EXERCISE AIM
Extract the listing in its entirety, keeping each line identical to the original.

RAW RECORDS
↓
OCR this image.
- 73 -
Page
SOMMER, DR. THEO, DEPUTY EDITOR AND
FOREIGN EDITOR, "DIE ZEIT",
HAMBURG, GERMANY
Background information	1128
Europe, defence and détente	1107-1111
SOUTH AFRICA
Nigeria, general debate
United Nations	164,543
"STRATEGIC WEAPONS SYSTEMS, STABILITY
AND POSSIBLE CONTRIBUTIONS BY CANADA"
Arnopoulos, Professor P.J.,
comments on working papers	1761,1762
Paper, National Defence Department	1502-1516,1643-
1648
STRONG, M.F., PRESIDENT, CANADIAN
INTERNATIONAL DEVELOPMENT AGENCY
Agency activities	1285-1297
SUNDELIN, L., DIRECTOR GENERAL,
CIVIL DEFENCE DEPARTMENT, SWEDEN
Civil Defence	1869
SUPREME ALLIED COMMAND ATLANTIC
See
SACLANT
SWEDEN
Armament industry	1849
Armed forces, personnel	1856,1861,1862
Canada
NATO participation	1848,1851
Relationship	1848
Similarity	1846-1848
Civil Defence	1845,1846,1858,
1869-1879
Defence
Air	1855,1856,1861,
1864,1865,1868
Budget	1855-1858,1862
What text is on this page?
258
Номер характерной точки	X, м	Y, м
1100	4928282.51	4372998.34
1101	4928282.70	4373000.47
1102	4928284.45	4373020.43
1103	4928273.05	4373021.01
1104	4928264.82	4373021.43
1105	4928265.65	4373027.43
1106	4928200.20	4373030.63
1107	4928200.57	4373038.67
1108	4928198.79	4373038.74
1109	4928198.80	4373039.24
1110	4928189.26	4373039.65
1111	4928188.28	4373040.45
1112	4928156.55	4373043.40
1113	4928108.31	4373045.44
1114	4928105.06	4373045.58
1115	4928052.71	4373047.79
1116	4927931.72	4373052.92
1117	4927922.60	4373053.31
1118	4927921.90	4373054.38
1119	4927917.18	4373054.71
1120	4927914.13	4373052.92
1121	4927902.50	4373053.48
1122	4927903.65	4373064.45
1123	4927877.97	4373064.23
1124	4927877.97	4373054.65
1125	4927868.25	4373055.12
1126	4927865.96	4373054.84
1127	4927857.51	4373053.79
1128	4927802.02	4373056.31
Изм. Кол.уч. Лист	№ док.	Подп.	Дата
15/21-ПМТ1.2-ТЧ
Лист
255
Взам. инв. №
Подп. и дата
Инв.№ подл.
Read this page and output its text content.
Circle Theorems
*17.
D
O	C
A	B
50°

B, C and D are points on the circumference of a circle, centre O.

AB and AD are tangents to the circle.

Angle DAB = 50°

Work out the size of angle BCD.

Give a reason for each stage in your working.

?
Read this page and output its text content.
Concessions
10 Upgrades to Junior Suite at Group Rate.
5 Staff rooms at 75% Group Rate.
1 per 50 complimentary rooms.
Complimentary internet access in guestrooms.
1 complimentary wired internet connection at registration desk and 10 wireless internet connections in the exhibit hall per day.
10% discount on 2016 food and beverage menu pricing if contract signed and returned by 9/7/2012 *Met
↑
SOLVED EXERCISE
OCR this image.
- 73 -
Page
SOMMER, DR. THEO, DEPUTY EDITOR AND
FOREIGN EDITOR, "DIE ZEIT",
HAMBURG, GERMANY
Background information	1128
Europe, defence and détente	1107-1111
SOUTH AFRICA
Nigeria, general debate
United Nations	164,543
"STRATEGIC WEAPONS SYSTEMS, STABILITY
AND POSSIBLE CONTRIBUTIONS BY CANADA"
Arnopoulos, Professor P.J.,
comments on working papers	1761,1762
Paper, National Defence Department	1502-1516,1643-
1648
STRONG, M.F., PRESIDENT, CANADIAN
INTERNATIONAL DEVELOPMENT AGENCY
Agency activities	1285-1297
SUNDELIN, L., DIRECTOR GENERAL,
CIVIL DEFENCE DEPARTMENT, SWEDEN
Civil Defence	1869
SUPREME ALLIED COMMAND ATLANTIC
See
SACLANT
SWEDEN
Armament industry	1849
Armed forces, personnel	1856,1861,1862
Canada
NATO participation	1848,1851
Relationship	1848
Similarity	1846-1848
Civil Defence	1845,1846,1858,
1869-1879
Defence
Air	1855,1856,1861,
1864,1865,1868
Budget	1855-1858,1862
What text is on this page?
258
Номер характерной точки	X, м	Y, м
1100	4928282.51	4372998.34
1101	4928282.70	4373000.47
1102	4928284.45	4373020.43
1103	4928273.05	4373021.01
1104	4928264.82	4373021.43
1105	4928265.65	4373027.43
1106	4928200.20	4373030.63
1107	4928200.57	4373038.67
1108	4928198.79	4373038.74
1109	4928198.80	4373039.24
1110	4928189.26	4373039.65
1111	4928188.28	4373040.45
1112	4928156.55	4373043.40
1113	4928108.31	4373045.44
1114	4928105.06	4373045.58
1115	4928052.71	4373047.79
1116	4927931.72	4373052.92
1117	4927922.60	4373053.31
1118	4927921.90	4373054.38
1119	4927917.18	4373054.71
1120	4927914.13	4373052.92
1121	4927902.50	4373053.48
1122	4927903.65	4373064.45
1123	4927877.97	4373064.23
1124	4927877.97	4373054.65
1125	4927868.25	4373055.12
1126	4927865.96	4373054.84
1127	4927857.51	4373053.79
1128	4927802.02	4373056.31
Изм. Кол.уч. Лист	№ док.	Подп.	Дата
15/21-ПМТ1.2-ТЧ
Лист
255
Взам. инв. №
Подп. и дата
Инв.№ подл.
Read this page and output its text content.
Circle Theorems
*17.
D
O	C
A	B
50°

B, C and D are points on the circumference of a circle, centre O.

AB and AD are tangents to the circle.

Angle DAB = 50°

Work out the size of angle BCD.

Give a reason for each stage in your working.

?
Read this page and output its text content.
Concessions
10 Upgrades to Junior Suite at Group Rate.
5 Staff rooms at 75% Group Rate.
1 per 50 complimentary rooms.
Complimentary internet access in guestrooms.
1 complimentary wired internet connection at registration desk and 10 wireless internet connections in the exhibit hall per day.
10% discount on 2016 food and beverage menu pricing if contract signed and returned by 9/7/2012 *Met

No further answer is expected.